* [Excerpted data]
----

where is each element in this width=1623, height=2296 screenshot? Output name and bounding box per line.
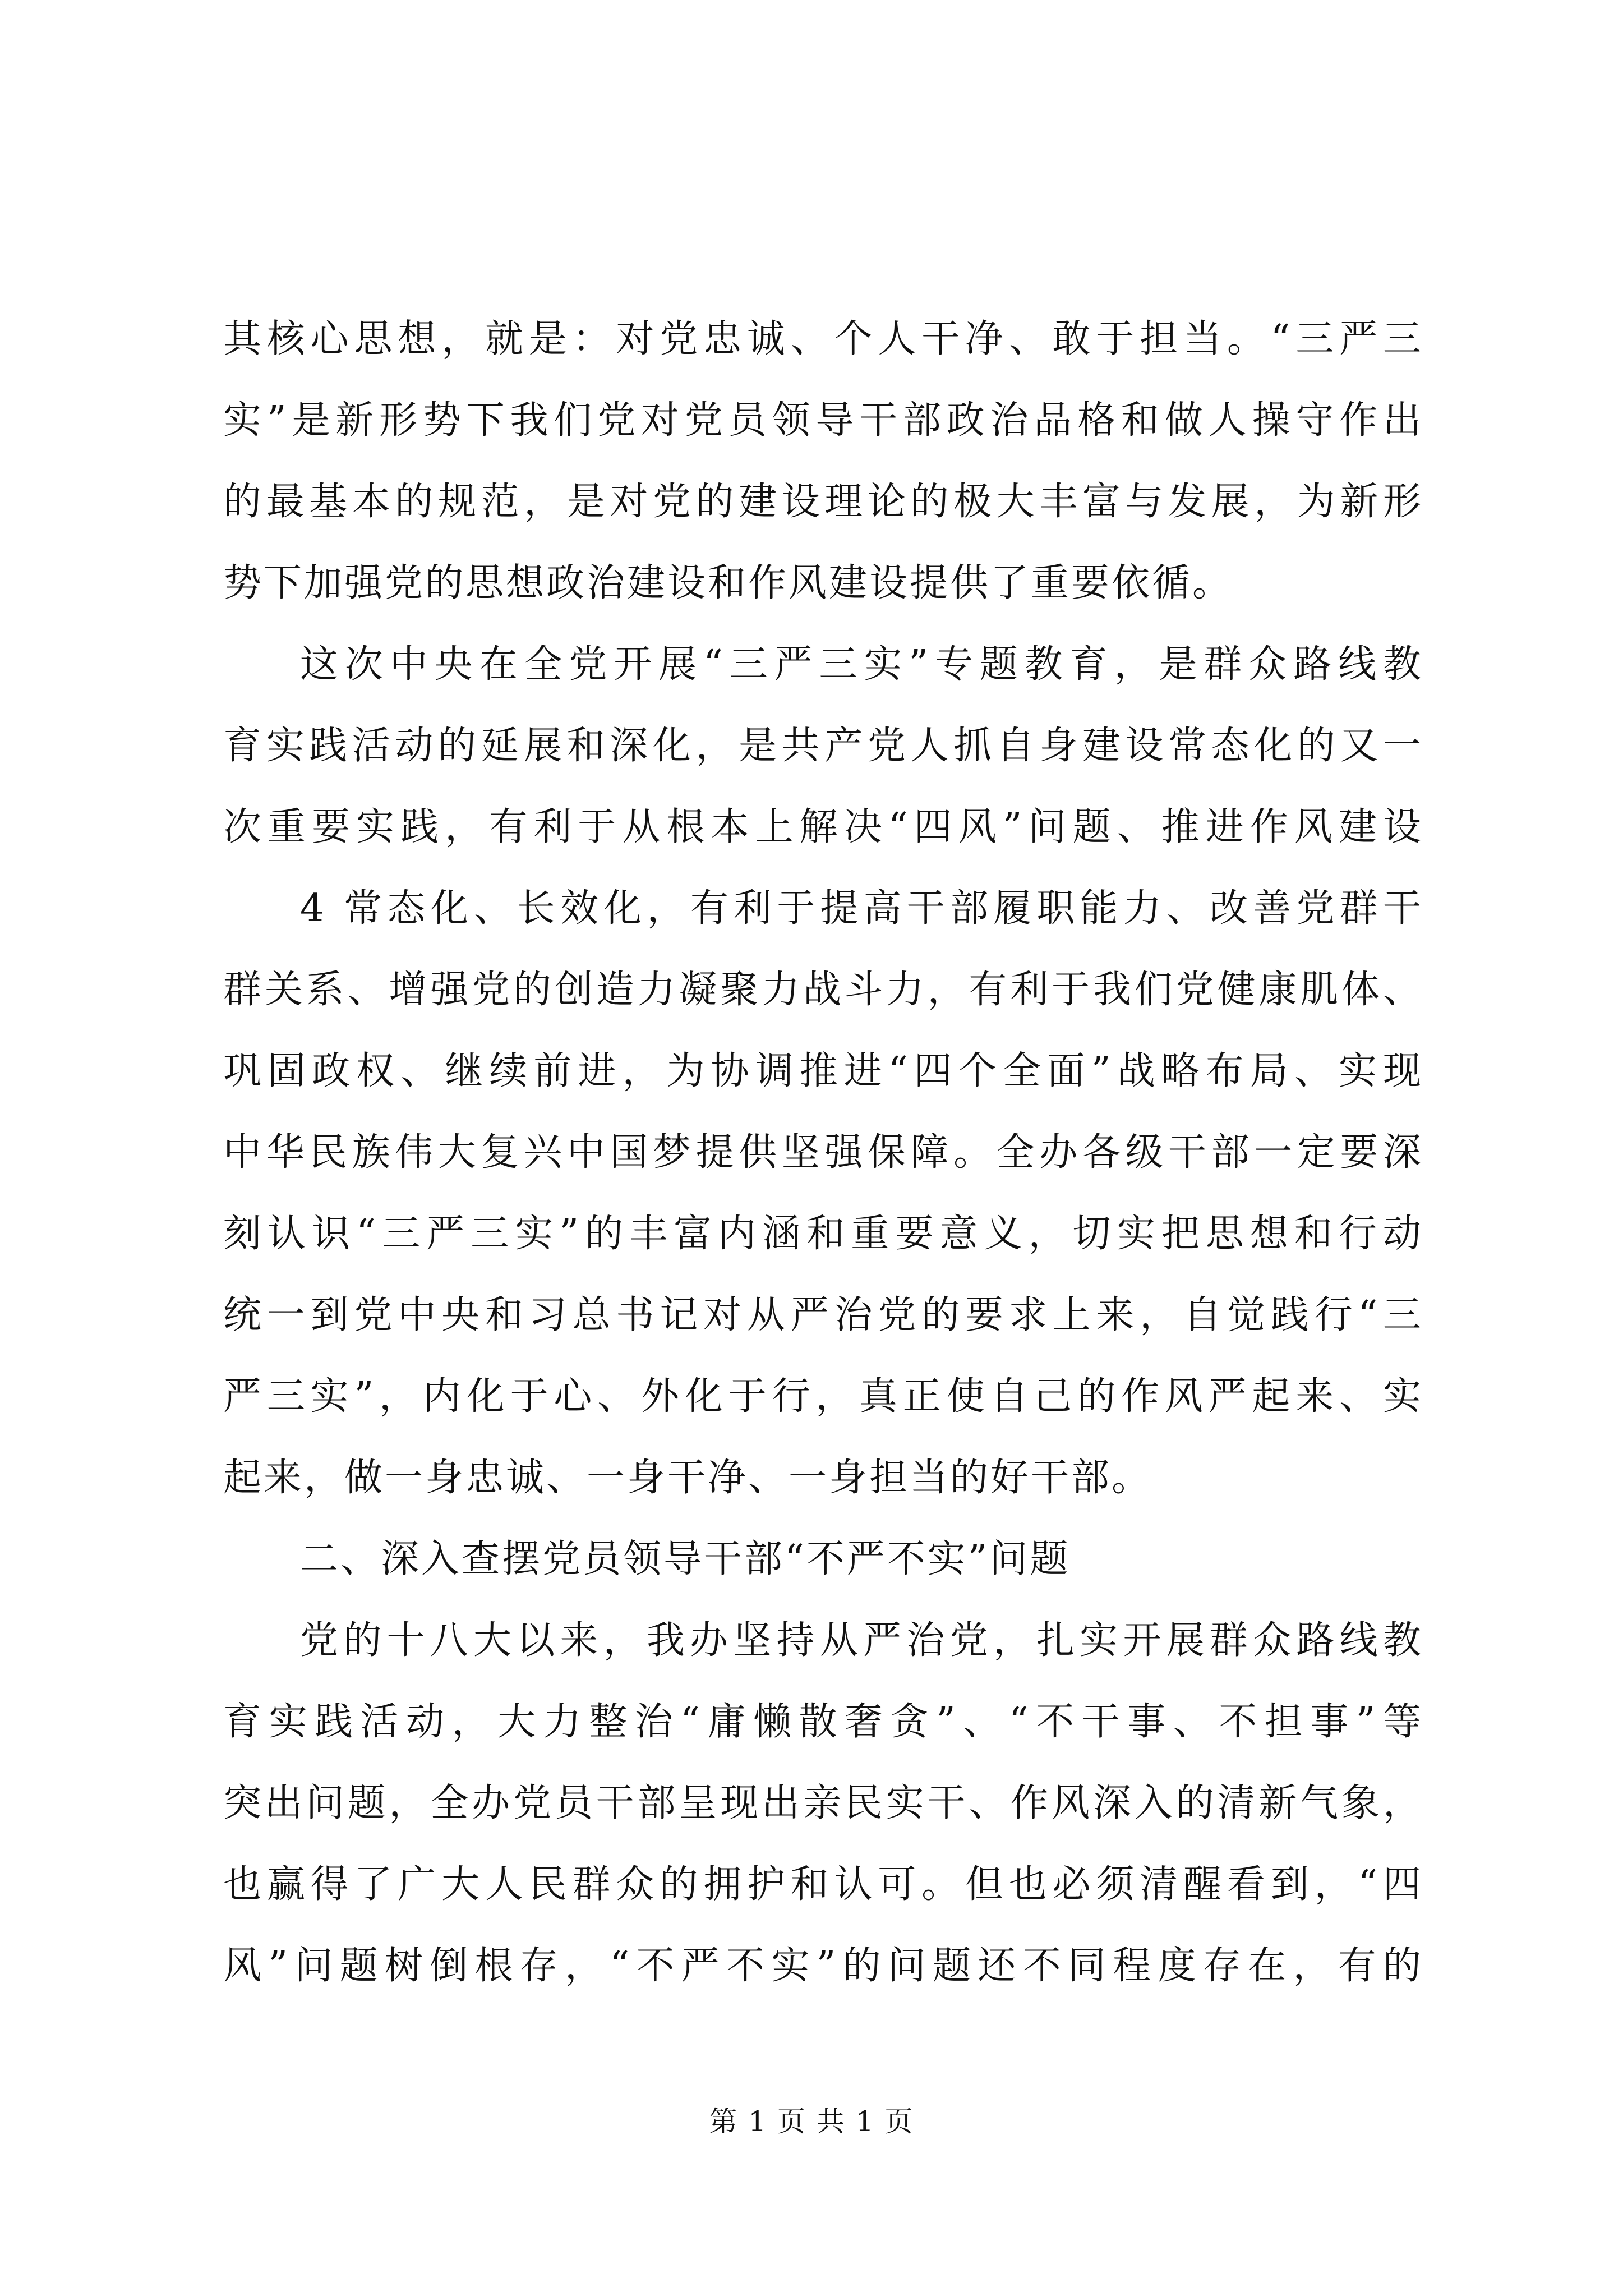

----

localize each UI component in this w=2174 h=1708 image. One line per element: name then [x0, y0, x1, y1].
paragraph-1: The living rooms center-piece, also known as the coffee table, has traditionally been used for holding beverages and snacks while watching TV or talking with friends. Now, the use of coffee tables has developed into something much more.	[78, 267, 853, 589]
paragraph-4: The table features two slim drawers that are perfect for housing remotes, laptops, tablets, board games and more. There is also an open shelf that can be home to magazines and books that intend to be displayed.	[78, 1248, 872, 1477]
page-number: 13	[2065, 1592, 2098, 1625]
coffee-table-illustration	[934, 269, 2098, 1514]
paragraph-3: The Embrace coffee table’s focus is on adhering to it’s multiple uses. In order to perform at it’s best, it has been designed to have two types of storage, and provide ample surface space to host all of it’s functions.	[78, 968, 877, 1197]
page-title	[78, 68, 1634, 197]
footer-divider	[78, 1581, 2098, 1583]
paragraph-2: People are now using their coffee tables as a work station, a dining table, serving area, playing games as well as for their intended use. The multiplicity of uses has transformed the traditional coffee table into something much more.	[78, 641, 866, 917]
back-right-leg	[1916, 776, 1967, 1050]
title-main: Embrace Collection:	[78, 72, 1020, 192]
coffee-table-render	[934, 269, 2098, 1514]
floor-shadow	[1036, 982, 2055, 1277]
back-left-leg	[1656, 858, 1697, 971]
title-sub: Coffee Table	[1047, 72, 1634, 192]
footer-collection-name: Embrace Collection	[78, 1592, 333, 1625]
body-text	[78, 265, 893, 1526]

----

* [Short task]
Update the part of the data that opens with the line containing "localize each UI" and closes with the line containing "paragraph-1: The living" by putting "drinks" in place of "beverages", leaving everything else unchanged. Give back only those lines.

* [Output of the exercise]
localize each UI component in this w=2174 h=1708 image. One line per element: name then [x0, y0, x1, y1].
paragraph-1: The living rooms center-piece, also known as the coffee table, has traditionally been used for holding drinks and snacks while watching TV or talking with friends. Now, the use of coffee tables has developed into something much more.	[78, 267, 853, 589]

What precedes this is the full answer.